• SET PROBLEM: Go through the entries below and write each one out exactly.

----- PROVIDED RECORDS -----

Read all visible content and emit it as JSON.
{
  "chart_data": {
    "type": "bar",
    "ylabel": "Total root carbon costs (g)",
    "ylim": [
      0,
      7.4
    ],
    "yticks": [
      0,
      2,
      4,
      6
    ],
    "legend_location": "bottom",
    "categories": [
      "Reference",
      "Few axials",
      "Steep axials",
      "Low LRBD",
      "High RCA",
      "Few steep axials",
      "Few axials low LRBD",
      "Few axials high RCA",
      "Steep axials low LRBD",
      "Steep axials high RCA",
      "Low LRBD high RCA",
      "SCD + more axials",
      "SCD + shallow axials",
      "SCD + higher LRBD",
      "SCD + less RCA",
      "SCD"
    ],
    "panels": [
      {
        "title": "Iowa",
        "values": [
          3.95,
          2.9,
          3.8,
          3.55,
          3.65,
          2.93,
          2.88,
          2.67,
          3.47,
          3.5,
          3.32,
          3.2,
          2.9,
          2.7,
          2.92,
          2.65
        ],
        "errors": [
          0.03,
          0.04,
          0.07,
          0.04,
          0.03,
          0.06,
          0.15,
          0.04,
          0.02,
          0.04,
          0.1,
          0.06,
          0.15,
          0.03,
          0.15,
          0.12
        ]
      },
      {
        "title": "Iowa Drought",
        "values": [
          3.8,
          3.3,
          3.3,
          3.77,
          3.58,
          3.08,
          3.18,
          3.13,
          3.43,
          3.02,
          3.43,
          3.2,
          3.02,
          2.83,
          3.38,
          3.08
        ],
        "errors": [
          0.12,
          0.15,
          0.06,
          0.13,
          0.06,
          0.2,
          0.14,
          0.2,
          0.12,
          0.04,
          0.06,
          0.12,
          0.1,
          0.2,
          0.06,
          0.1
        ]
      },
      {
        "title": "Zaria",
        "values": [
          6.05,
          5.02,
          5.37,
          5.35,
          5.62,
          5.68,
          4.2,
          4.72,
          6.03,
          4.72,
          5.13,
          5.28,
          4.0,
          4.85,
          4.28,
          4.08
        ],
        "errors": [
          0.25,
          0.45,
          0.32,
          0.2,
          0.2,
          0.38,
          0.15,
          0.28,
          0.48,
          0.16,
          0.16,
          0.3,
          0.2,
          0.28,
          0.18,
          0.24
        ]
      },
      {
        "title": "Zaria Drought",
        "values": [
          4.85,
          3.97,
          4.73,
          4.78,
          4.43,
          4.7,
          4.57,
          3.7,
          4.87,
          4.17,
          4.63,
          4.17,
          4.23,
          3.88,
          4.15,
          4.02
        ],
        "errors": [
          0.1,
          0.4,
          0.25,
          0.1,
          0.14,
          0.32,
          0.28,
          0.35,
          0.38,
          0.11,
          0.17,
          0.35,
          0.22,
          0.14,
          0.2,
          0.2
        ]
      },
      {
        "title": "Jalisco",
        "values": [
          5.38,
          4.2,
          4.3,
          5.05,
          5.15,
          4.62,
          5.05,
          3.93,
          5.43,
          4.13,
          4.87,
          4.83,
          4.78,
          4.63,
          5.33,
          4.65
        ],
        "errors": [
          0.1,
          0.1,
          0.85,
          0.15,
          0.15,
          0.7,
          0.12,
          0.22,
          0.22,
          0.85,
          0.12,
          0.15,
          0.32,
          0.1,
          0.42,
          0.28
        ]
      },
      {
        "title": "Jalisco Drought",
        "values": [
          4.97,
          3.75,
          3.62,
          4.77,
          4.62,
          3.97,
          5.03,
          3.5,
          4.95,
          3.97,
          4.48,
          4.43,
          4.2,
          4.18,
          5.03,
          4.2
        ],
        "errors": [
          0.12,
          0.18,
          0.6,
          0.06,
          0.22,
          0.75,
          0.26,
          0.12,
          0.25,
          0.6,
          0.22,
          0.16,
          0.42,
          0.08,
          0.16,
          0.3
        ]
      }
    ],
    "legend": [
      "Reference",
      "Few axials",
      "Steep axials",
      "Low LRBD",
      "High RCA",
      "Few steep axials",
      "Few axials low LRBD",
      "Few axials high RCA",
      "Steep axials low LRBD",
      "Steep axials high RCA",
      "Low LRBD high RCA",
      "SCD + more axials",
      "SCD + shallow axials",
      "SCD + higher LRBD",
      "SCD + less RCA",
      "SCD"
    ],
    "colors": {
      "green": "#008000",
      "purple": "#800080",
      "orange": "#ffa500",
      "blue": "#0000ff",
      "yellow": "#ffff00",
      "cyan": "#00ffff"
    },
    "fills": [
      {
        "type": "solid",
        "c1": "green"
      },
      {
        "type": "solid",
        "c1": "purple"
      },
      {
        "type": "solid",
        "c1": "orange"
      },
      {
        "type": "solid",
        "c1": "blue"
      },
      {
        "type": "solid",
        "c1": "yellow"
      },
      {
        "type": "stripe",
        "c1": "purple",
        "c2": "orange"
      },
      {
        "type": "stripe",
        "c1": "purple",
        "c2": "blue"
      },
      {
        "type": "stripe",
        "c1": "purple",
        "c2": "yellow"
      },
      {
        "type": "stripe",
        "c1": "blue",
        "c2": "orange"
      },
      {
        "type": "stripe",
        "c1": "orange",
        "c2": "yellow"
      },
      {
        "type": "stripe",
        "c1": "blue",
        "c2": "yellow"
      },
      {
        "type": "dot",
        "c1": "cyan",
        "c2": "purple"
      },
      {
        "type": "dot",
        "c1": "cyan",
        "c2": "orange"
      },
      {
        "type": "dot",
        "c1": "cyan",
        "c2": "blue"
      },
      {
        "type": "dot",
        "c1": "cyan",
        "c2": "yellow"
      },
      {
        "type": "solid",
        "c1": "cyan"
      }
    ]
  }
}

-----

• SOLUTION BELOW:
Read all visible content and emit it as JSON.
{
  "chart_data": {
    "type": "bar",
    "ylabel": "Total root carbon costs (g)",
    "ylim": [
      0,
      7.4
    ],
    "yticks": [
      0,
      2,
      4,
      6
    ],
    "legend_location": "bottom",
    "categories": [
      "Reference",
      "Few axials",
      "Steep axials",
      "Low LRBD",
      "High RCA",
      "Few steep axials",
      "Few axials low LRBD",
      "Few axials high RCA",
      "Steep axials low LRBD",
      "Steep axials high RCA",
      "Low LRBD high RCA",
      "SCD + more axials",
      "SCD + shallow axials",
      "SCD + higher LRBD",
      "SCD + less RCA",
      "SCD"
    ],
    "panels": [
      {
        "title": "Iowa",
        "values": [
          3.95,
          2.9,
          3.8,
          3.55,
          3.65,
          2.93,
          2.88,
          2.67,
          3.47,
          3.5,
          3.32,
          3.2,
          2.9,
          2.7,
          2.92,
          2.65
        ],
        "errors": [
          0.03,
          0.04,
          0.07,
          0.04,
          0.03,
          0.06,
          0.15,
          0.04,
          0.02,
          0.04,
          0.1,
          0.06,
          0.15,
          0.03,
          0.15,
          0.12
        ]
      },
      {
        "title": "Iowa Drought",
        "values": [
          3.8,
          3.3,
          3.3,
          3.77,
          3.58,
          3.08,
          3.18,
          3.13,
          3.43,
          3.02,
          3.43,
          3.2,
          3.02,
          2.83,
          3.38,
          3.08
        ],
        "errors": [
          0.12,
          0.15,
          0.06,
          0.13,
          0.06,
          0.2,
          0.14,
          0.2,
          0.12,
          0.04,
          0.06,
          0.12,
          0.1,
          0.2,
          0.06,
          0.1
        ]
      },
      {
        "title": "Zaria",
        "values": [
          6.05,
          5.02,
          5.37,
          5.35,
          5.62,
          5.68,
          4.2,
          4.72,
          6.03,
          4.72,
          5.13,
          5.28,
          4.0,
          4.85,
          4.28,
          4.08
        ],
        "errors": [
          0.25,
          0.45,
          0.32,
          0.2,
          0.2,
          0.38,
          0.15,
          0.28,
          0.48,
          0.16,
          0.16,
          0.3,
          0.2,
          0.28,
          0.18,
          0.24
        ]
      },
      {
        "title": "Zaria Drought",
        "values": [
          4.85,
          3.97,
          4.73,
          4.78,
          4.43,
          4.7,
          4.57,
          3.7,
          4.87,
          4.17,
          4.63,
          4.17,
          4.23,
          3.88,
          4.15,
          4.02
        ],
        "errors": [
          0.1,
          0.4,
          0.25,
          0.1,
          0.14,
          0.32,
          0.28,
          0.35,
          0.38,
          0.11,
          0.17,
          0.35,
          0.22,
          0.14,
          0.2,
          0.2
        ]
      },
      {
        "title": "Jalisco",
        "values": [
          5.38,
          4.2,
          4.3,
          5.05,
          5.15,
          4.62,
          5.05,
          3.93,
          5.43,
          4.13,
          4.87,
          4.83,
          4.78,
          4.63,
          5.33,
          4.65
        ],
        "errors": [
          0.1,
          0.1,
          0.85,
          0.15,
          0.15,
          0.7,
          0.12,
          0.22,
          0.22,
          0.85,
          0.12,
          0.15,
          0.32,
          0.1,
          0.42,
          0.28
        ]
      },
      {
        "title": "Jalisco Drought",
        "values": [
          4.97,
          3.75,
          3.62,
          4.77,
          4.62,
          3.97,
          5.03,
          3.5,
          4.95,
          3.97,
          4.48,
          4.43,
          4.2,
          4.18,
          5.03,
          4.2
        ],
        "errors": [
          0.12,
          0.18,
          0.6,
          0.06,
          0.22,
          0.75,
          0.26,
          0.12,
          0.25,
          0.6,
          0.22,
          0.16,
          0.42,
          0.08,
          0.16,
          0.3
        ]
      }
    ],
    "legend": [
      "Reference",
      "Few axials",
      "Steep axials",
      "Low LRBD",
      "High RCA",
      "Few steep axials",
      "Few axials low LRBD",
      "Few axials high RCA",
      "Steep axials low LRBD",
      "Steep axials high RCA",
      "Low LRBD high RCA",
      "SCD + more axials",
      "SCD + shallow axials",
      "SCD + higher LRBD",
      "SCD + less RCA",
      "SCD"
    ],
    "colors": {
      "green": "#008000",
      "purple": "#800080",
      "orange": "#ffa500",
      "blue": "#0000ff",
      "yellow": "#ffff00",
      "cyan": "#00ffff"
    },
    "fills": [
      {
        "type": "solid",
        "c1": "green"
      },
      {
        "type": "solid",
        "c1": "purple"
      },
      {
        "type": "solid",
        "c1": "orange"
      },
      {
        "type": "solid",
        "c1": "blue"
      },
      {
        "type": "solid",
        "c1": "yellow"
      },
      {
        "type": "stripe",
        "c1": "purple",
        "c2": "orange"
      },
      {
        "type": "stripe",
        "c1": "purple",
        "c2": "blue"
      },
      {
        "type": "stripe",
        "c1": "purple",
        "c2": "yellow"
      },
      {
        "type": "stripe",
        "c1": "blue",
        "c2": "orange"
      },
      {
        "type": "stripe",
        "c1": "orange",
        "c2": "yellow"
      },
      {
        "type": "stripe",
        "c1": "blue",
        "c2": "yellow"
      },
      {
        "type": "dot",
        "c1": "cyan",
        "c2": "purple"
      },
      {
        "type": "dot",
        "c1": "cyan",
        "c2": "orange"
      },
      {
        "type": "dot",
        "c1": "cyan",
        "c2": "blue"
      },
      {
        "type": "dot",
        "c1": "cyan",
        "c2": "yellow"
      },
      {
        "type": "solid",
        "c1": "cyan"
      }
    ]
  }
}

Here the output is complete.